- The exercise -
Copy every line that mentions the word "frac".

- Stored records -
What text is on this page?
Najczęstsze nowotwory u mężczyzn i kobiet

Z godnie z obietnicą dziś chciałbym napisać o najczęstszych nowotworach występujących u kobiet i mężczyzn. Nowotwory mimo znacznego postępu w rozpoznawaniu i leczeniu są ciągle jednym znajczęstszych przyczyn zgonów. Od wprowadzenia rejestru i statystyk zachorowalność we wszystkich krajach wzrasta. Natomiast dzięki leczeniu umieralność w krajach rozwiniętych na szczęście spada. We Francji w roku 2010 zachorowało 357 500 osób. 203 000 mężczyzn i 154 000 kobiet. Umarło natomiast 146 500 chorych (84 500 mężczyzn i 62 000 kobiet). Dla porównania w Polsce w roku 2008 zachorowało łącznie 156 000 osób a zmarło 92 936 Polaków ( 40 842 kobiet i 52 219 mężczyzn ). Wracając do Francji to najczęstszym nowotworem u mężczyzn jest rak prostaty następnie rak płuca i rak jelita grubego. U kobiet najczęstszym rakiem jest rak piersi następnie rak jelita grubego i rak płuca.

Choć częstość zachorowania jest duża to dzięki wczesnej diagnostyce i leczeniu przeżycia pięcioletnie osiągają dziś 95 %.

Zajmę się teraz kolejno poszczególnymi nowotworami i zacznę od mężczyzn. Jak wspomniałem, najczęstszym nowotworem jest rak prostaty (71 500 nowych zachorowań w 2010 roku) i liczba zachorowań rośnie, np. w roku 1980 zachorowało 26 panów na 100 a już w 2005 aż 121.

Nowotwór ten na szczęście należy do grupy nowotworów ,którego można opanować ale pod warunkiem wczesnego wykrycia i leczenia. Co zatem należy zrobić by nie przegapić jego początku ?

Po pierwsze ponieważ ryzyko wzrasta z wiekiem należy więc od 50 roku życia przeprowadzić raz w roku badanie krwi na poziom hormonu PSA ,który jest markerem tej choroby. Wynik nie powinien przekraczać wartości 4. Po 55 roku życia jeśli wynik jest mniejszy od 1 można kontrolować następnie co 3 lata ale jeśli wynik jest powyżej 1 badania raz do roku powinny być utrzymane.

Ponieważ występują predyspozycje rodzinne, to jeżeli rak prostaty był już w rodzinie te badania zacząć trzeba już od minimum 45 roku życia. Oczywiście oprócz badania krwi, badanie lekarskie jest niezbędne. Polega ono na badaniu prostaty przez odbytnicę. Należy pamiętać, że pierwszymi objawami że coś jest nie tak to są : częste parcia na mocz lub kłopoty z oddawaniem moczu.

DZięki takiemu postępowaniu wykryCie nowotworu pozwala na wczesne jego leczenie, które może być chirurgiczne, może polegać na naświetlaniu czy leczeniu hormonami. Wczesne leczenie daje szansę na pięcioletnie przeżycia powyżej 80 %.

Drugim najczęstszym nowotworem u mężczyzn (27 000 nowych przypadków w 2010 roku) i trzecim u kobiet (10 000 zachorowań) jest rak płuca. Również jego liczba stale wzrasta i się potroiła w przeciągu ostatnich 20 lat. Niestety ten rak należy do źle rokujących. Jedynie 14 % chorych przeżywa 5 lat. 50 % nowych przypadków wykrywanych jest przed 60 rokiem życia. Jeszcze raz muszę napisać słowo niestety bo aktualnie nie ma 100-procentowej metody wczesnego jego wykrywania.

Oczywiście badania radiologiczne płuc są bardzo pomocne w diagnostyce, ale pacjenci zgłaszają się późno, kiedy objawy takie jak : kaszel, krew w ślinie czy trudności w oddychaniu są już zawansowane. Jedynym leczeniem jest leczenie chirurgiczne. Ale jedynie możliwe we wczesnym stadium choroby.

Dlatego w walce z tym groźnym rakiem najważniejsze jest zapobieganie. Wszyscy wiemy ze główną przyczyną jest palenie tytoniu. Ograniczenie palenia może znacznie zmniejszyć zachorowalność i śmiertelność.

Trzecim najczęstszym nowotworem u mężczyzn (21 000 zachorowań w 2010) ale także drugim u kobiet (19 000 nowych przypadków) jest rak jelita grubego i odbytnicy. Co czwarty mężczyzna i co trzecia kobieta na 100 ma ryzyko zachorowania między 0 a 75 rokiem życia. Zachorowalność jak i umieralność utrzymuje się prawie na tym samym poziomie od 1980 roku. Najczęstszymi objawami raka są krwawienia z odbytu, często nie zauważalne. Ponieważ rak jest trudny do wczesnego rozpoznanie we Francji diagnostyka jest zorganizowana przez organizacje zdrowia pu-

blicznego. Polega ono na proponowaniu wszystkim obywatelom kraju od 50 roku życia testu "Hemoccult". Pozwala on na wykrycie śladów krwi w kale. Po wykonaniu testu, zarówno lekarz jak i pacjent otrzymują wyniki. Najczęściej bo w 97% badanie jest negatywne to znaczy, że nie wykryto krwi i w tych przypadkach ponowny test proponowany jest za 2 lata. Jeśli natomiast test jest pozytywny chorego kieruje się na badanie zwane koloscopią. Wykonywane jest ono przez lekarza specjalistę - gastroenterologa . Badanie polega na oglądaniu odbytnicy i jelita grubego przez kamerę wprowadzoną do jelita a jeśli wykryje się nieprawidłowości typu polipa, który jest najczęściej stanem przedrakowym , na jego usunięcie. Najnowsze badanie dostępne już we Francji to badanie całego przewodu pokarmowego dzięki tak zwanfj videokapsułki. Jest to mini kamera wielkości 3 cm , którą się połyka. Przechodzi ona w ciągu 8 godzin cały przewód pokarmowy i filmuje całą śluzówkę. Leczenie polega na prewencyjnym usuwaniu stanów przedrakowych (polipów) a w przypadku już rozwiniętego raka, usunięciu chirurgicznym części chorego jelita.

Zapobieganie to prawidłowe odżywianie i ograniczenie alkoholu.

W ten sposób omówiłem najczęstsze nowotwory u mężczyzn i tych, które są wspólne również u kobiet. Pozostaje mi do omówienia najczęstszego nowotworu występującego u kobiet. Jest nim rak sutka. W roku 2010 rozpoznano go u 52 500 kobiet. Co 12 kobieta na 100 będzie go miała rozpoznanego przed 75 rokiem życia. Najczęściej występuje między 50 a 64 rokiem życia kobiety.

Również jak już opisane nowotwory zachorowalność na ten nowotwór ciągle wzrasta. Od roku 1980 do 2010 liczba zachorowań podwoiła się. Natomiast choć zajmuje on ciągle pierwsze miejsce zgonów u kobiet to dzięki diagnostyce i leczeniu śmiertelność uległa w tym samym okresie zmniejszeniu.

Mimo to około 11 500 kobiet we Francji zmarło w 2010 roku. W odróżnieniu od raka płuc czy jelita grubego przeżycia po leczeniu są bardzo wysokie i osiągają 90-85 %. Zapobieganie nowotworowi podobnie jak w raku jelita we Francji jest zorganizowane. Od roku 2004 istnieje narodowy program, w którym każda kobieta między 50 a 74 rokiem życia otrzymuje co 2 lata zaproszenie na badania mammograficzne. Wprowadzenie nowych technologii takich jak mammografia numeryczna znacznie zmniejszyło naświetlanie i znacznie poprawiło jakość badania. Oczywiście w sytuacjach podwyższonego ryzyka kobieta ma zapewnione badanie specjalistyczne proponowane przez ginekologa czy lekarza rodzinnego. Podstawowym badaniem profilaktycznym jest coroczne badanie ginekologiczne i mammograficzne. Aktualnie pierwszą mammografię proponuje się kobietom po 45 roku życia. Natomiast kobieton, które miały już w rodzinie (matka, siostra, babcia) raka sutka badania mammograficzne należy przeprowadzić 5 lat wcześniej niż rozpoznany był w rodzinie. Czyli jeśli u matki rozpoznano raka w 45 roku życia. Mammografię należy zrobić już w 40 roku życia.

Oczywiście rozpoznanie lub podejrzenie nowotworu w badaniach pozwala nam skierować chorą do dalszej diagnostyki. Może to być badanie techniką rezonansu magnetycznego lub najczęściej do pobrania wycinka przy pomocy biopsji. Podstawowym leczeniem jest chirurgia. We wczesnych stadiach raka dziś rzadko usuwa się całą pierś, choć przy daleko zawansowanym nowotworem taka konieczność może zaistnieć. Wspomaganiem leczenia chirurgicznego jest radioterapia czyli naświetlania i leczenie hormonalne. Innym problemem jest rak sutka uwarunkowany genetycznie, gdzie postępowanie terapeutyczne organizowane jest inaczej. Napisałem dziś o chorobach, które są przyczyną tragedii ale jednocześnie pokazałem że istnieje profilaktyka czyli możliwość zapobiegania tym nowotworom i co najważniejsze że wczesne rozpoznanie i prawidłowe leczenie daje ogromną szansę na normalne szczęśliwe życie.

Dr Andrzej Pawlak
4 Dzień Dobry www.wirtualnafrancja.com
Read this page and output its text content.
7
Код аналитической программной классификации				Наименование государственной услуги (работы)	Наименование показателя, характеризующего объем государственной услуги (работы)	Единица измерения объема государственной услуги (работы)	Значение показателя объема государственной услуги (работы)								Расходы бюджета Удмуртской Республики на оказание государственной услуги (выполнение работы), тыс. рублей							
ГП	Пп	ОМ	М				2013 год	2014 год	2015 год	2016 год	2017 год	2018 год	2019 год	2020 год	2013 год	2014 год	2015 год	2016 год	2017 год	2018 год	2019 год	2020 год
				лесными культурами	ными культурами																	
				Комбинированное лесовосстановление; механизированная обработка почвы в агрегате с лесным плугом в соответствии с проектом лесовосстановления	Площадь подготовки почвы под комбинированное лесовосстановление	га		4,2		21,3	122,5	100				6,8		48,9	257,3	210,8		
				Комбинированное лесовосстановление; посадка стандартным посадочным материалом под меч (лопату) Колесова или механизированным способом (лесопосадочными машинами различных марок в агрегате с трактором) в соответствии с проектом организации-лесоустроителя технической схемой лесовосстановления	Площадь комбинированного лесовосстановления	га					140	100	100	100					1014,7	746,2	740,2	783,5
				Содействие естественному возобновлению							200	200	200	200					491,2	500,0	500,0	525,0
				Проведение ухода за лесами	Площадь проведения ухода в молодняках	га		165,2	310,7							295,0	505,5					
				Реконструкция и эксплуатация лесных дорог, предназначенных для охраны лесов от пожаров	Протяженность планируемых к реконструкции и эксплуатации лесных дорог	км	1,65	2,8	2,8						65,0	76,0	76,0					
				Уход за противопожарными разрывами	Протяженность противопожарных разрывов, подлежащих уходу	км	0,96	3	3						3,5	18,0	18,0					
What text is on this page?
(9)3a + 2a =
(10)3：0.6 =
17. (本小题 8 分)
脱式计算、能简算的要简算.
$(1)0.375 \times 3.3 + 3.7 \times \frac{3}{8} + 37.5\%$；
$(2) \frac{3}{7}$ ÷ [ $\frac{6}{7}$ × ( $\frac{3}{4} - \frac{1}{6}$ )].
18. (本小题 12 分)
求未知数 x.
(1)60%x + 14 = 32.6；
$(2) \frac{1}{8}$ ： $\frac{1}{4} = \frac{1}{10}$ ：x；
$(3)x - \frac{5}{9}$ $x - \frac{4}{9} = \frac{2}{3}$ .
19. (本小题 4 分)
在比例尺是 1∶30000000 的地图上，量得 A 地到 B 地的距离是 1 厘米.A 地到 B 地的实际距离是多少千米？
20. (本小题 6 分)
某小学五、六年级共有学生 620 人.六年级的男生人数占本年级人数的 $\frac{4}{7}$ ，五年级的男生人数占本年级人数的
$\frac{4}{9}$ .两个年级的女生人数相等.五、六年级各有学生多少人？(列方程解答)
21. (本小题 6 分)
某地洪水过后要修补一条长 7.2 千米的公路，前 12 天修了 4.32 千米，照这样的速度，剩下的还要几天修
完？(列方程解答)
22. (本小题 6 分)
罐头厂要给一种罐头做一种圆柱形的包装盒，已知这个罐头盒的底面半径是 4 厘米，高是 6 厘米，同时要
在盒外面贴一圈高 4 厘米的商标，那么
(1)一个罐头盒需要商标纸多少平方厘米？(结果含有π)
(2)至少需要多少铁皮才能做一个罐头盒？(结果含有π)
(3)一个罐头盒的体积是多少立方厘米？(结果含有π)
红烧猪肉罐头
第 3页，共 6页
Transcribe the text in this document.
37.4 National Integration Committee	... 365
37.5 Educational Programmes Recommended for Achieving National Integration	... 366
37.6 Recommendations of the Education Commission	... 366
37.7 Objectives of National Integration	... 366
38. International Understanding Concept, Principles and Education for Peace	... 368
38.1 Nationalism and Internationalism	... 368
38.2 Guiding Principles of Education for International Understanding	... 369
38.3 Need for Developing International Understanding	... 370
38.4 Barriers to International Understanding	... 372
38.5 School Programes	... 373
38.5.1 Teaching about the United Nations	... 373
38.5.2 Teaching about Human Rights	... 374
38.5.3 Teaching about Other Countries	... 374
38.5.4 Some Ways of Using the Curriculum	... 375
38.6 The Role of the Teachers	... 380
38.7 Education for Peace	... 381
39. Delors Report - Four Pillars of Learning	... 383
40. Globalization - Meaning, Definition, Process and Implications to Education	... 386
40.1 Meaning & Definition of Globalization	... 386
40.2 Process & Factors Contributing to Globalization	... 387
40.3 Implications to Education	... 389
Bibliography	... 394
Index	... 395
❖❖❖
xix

- Task output -
$(1)0.375 \times 3.3 + 3.7 \times \frac{3}{8} + 37.5\%$；
$(2) \frac{3}{7}$ ÷ [ $\frac{6}{7}$ × ( $\frac{3}{4} - \frac{1}{6}$ )].
$(2) \frac{1}{8}$ ： $\frac{1}{4} = \frac{1}{10}$ ：x；
$(3)x - \frac{5}{9}$ $x - \frac{4}{9} = \frac{2}{3}$ .
某小学五、六年级共有学生 620 人.六年级的男生人数占本年级人数的 $\frac{4}{7}$ ，五年级的男生人数占本年级人数的
$\frac{4}{9}$ .两个年级的女生人数相等.五、六年级各有学生多少人？(列方程解答)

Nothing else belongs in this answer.